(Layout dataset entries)
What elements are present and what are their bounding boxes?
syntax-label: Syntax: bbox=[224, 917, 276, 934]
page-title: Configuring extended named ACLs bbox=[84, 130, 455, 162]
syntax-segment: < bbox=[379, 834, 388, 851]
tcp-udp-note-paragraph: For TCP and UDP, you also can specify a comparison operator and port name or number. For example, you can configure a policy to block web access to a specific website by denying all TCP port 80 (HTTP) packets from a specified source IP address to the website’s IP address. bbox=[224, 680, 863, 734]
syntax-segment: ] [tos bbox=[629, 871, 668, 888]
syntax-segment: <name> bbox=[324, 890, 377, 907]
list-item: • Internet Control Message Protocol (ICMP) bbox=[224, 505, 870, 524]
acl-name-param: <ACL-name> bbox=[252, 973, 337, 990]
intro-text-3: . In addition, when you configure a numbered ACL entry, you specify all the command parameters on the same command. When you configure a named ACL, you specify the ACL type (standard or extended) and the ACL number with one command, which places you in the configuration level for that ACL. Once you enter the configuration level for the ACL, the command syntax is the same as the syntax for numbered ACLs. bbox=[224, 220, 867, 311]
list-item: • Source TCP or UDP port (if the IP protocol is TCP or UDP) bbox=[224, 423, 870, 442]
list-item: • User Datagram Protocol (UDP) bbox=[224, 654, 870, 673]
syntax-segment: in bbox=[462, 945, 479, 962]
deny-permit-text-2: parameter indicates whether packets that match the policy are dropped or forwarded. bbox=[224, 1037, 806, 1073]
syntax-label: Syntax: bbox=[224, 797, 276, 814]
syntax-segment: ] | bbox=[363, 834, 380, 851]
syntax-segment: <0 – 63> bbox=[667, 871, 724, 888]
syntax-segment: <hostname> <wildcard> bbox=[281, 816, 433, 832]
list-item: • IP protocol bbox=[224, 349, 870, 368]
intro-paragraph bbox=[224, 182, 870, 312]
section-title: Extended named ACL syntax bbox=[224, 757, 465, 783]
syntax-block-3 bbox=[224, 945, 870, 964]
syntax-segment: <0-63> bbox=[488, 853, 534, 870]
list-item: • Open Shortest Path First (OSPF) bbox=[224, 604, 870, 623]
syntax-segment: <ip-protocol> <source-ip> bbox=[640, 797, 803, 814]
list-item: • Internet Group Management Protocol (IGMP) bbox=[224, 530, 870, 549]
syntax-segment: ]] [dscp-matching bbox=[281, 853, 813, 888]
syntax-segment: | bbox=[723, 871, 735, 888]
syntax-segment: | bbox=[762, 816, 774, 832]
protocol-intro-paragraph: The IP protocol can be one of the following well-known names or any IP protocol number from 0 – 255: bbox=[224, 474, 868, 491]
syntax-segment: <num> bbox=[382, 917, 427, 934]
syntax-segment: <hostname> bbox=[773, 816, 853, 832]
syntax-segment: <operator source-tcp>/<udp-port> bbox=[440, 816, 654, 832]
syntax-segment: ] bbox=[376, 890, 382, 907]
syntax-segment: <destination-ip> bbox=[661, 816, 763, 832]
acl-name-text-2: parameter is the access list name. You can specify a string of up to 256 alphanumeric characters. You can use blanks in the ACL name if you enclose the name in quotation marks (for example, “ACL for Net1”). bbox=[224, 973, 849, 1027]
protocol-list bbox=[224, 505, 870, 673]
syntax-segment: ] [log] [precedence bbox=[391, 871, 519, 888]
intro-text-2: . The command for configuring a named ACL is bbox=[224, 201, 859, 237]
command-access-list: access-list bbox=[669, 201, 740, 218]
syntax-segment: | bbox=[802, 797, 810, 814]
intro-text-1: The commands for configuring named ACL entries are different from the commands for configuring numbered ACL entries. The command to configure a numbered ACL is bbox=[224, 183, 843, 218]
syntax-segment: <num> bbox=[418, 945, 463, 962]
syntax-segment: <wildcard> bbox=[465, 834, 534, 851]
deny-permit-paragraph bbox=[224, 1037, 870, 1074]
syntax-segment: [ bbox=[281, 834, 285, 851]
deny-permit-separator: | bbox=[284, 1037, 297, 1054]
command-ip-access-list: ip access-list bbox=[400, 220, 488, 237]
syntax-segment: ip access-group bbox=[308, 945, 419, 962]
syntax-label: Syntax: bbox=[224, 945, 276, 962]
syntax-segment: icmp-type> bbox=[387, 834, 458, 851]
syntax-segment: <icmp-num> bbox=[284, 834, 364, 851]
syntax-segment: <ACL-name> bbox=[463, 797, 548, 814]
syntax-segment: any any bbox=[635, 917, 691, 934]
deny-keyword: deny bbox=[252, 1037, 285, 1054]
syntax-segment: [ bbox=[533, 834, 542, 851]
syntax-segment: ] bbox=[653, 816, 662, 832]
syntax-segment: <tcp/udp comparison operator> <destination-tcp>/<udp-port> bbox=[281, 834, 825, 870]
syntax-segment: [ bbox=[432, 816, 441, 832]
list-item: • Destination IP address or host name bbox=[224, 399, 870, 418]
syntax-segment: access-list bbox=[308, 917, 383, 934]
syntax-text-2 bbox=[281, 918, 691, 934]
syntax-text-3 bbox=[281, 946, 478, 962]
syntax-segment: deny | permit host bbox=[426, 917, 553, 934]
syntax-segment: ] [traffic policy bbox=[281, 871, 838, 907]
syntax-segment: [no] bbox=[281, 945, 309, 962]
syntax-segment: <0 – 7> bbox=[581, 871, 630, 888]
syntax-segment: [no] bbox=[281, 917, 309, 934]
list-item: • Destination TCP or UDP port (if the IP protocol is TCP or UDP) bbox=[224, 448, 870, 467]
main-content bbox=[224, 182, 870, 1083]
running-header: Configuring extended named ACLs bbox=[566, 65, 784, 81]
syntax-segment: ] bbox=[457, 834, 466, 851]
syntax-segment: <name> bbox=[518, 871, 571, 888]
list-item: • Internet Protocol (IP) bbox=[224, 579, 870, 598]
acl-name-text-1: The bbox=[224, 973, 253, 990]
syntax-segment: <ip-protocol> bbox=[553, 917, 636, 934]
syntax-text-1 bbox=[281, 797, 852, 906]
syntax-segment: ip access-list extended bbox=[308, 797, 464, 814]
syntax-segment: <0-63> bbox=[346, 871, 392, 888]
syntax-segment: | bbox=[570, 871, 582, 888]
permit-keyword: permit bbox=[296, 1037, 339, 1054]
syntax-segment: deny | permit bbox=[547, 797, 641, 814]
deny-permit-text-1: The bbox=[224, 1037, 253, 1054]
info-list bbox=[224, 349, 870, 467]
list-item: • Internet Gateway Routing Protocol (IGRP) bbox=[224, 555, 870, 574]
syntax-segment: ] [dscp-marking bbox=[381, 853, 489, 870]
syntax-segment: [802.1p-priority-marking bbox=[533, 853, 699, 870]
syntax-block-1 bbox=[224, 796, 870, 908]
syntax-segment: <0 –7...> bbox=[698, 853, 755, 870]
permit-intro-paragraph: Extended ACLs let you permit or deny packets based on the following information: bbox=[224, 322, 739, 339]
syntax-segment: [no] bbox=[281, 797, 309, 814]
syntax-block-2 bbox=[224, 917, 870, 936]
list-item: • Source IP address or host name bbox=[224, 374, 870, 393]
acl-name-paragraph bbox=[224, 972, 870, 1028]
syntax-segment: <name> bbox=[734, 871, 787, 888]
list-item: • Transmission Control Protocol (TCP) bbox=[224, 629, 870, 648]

**SET PROBLEM:** Reproduce the items above line for line, without any changes.

**OUTPUT OF THE TASK:**
What elements are present and what are their bounding boxes?
syntax-label: Syntax: bbox=[224, 917, 276, 934]
page-title: Configuring extended named ACLs bbox=[84, 130, 455, 162]
syntax-segment: < bbox=[379, 834, 388, 851]
tcp-udp-note-paragraph: For TCP and UDP, you also can specify a comparison operator and port name or number. For example, you can configure a policy to block web access to a specific website by denying all TCP port 80 (HTTP) packets from a specified source IP address to the website’s IP address. bbox=[224, 680, 863, 734]
syntax-segment: ] [tos bbox=[629, 871, 668, 888]
syntax-segment: <name> bbox=[324, 890, 377, 907]
list-item: • Internet Control Message Protocol (ICMP) bbox=[224, 505, 870, 524]
acl-name-param: <ACL-name> bbox=[252, 973, 337, 990]
intro-text-3: . In addition, when you configure a numbered ACL entry, you specify all the command parameters on the same command. When you configure a named ACL, you specify the ACL type (standard or extended) and the ACL number with one command, which places you in the configuration level for that ACL. Once you enter the configuration level for the ACL, the command syntax is the same as the syntax for numbered ACLs. bbox=[224, 220, 867, 311]
list-item: • Source TCP or UDP port (if the IP protocol is TCP or UDP) bbox=[224, 423, 870, 442]
list-item: • User Datagram Protocol (UDP) bbox=[224, 654, 870, 673]
syntax-segment: in bbox=[462, 945, 479, 962]
deny-permit-text-2: parameter indicates whether packets that match the policy are dropped or forwarded. bbox=[224, 1037, 806, 1073]
syntax-label: Syntax: bbox=[224, 797, 276, 814]
syntax-segment: ] | bbox=[363, 834, 380, 851]
syntax-segment: <0 – 63> bbox=[667, 871, 724, 888]
syntax-segment: <hostname> <wildcard> bbox=[281, 816, 433, 832]
list-item: • IP protocol bbox=[224, 349, 870, 368]
intro-paragraph bbox=[224, 182, 870, 312]
section-title: Extended named ACL syntax bbox=[224, 757, 465, 783]
syntax-block-3 bbox=[224, 945, 870, 964]
syntax-segment: <0-63> bbox=[488, 853, 534, 870]
list-item: • Open Shortest Path First (OSPF) bbox=[224, 604, 870, 623]
syntax-segment: <ip-protocol> <source-ip> bbox=[640, 797, 803, 814]
list-item: • Internet Group Management Protocol (IGMP) bbox=[224, 530, 870, 549]
syntax-segment: ]] [dscp-matching bbox=[281, 853, 813, 888]
syntax-segment: | bbox=[723, 871, 735, 888]
syntax-segment: | bbox=[762, 816, 774, 832]
protocol-intro-paragraph: The IP protocol can be one of the following well-known names or any IP protocol number from 0 – 255: bbox=[224, 474, 868, 491]
syntax-segment: <num> bbox=[382, 917, 427, 934]
syntax-segment: <hostname> bbox=[773, 816, 853, 832]
syntax-segment: <operator source-tcp>/<udp-port> bbox=[440, 816, 654, 832]
syntax-segment: ] bbox=[376, 890, 382, 907]
syntax-segment: <destination-ip> bbox=[661, 816, 763, 832]
acl-name-text-2: parameter is the access list name. You can specify a string of up to 256 alphanumeric characters. You can use blanks in the ACL name if you enclose the name in quotation marks (for example, “ACL for Net1”). bbox=[224, 973, 849, 1027]
protocol-list bbox=[224, 505, 870, 673]
syntax-segment: ] [log] [precedence bbox=[391, 871, 519, 888]
intro-text-2: . The command for configuring a named ACL is bbox=[224, 201, 859, 237]
command-access-list: access-list bbox=[669, 201, 740, 218]
syntax-segment: | bbox=[802, 797, 810, 814]
intro-text-1: The commands for configuring named ACL entries are different from the commands for configuring numbered ACL entries. The command to configure a numbered ACL is bbox=[224, 183, 843, 218]
syntax-segment: <num> bbox=[418, 945, 463, 962]
syntax-segment: <wildcard> bbox=[465, 834, 534, 851]
deny-permit-paragraph bbox=[224, 1037, 870, 1074]
syntax-segment: [ bbox=[281, 834, 285, 851]
deny-permit-separator: | bbox=[284, 1037, 297, 1054]
command-ip-access-list: ip access-list bbox=[400, 220, 488, 237]
syntax-segment: ip access-group bbox=[308, 945, 419, 962]
syntax-label: Syntax: bbox=[224, 945, 276, 962]
syntax-segment: icmp-type> bbox=[387, 834, 458, 851]
syntax-segment: <icmp-num> bbox=[284, 834, 364, 851]
syntax-segment: <ACL-name> bbox=[463, 797, 548, 814]
syntax-segment: any any bbox=[635, 917, 691, 934]
deny-keyword: deny bbox=[252, 1037, 285, 1054]
syntax-segment: [ bbox=[533, 834, 542, 851]
syntax-segment: ] bbox=[653, 816, 662, 832]
syntax-segment: <tcp/udp comparison operator> <destination-tcp>/<udp-port> bbox=[281, 834, 825, 870]
syntax-segment: [ bbox=[432, 816, 441, 832]
list-item: • Destination IP address or host name bbox=[224, 399, 870, 418]
syntax-segment: access-list bbox=[308, 917, 383, 934]
syntax-text-2 bbox=[281, 918, 691, 934]
syntax-text-3 bbox=[281, 946, 478, 962]
syntax-segment: deny | permit host bbox=[426, 917, 553, 934]
syntax-segment: ] [traffic policy bbox=[281, 871, 838, 907]
syntax-segment: [no] bbox=[281, 945, 309, 962]
syntax-segment: <0 – 7> bbox=[581, 871, 630, 888]
syntax-segment: [no] bbox=[281, 917, 309, 934]
list-item: • Destination TCP or UDP port (if the IP protocol is TCP or UDP) bbox=[224, 448, 870, 467]
main-content bbox=[224, 182, 870, 1083]
running-header: Configuring extended named ACLs bbox=[566, 65, 784, 81]
syntax-segment: ] bbox=[457, 834, 466, 851]
syntax-segment: <name> bbox=[518, 871, 571, 888]
list-item: • Internet Protocol (IP) bbox=[224, 579, 870, 598]
acl-name-text-1: The bbox=[224, 973, 253, 990]
syntax-segment: <ip-protocol> bbox=[553, 917, 636, 934]
syntax-text-1 bbox=[281, 797, 852, 906]
syntax-segment: ip access-list extended bbox=[308, 797, 464, 814]
syntax-segment: <0-63> bbox=[346, 871, 392, 888]
syntax-segment: | bbox=[570, 871, 582, 888]
permit-keyword: permit bbox=[296, 1037, 339, 1054]
syntax-segment: deny | permit bbox=[547, 797, 641, 814]
deny-permit-text-1: The bbox=[224, 1037, 253, 1054]
info-list bbox=[224, 349, 870, 467]
list-item: • Internet Gateway Routing Protocol (IGRP) bbox=[224, 555, 870, 574]
syntax-segment: ] [dscp-marking bbox=[381, 853, 489, 870]
syntax-segment: [802.1p-priority-marking bbox=[533, 853, 699, 870]
syntax-block-1 bbox=[224, 796, 870, 908]
syntax-segment: <0 –7...> bbox=[698, 853, 755, 870]
permit-intro-paragraph: Extended ACLs let you permit or deny packets based on the following information: bbox=[224, 322, 739, 339]
syntax-segment: [no] bbox=[281, 797, 309, 814]
syntax-block-2 bbox=[224, 917, 870, 936]
list-item: • Source IP address or host name bbox=[224, 374, 870, 393]
acl-name-paragraph bbox=[224, 972, 870, 1028]
syntax-segment: <name> bbox=[734, 871, 787, 888]
list-item: • Transmission Control Protocol (TCP) bbox=[224, 629, 870, 648]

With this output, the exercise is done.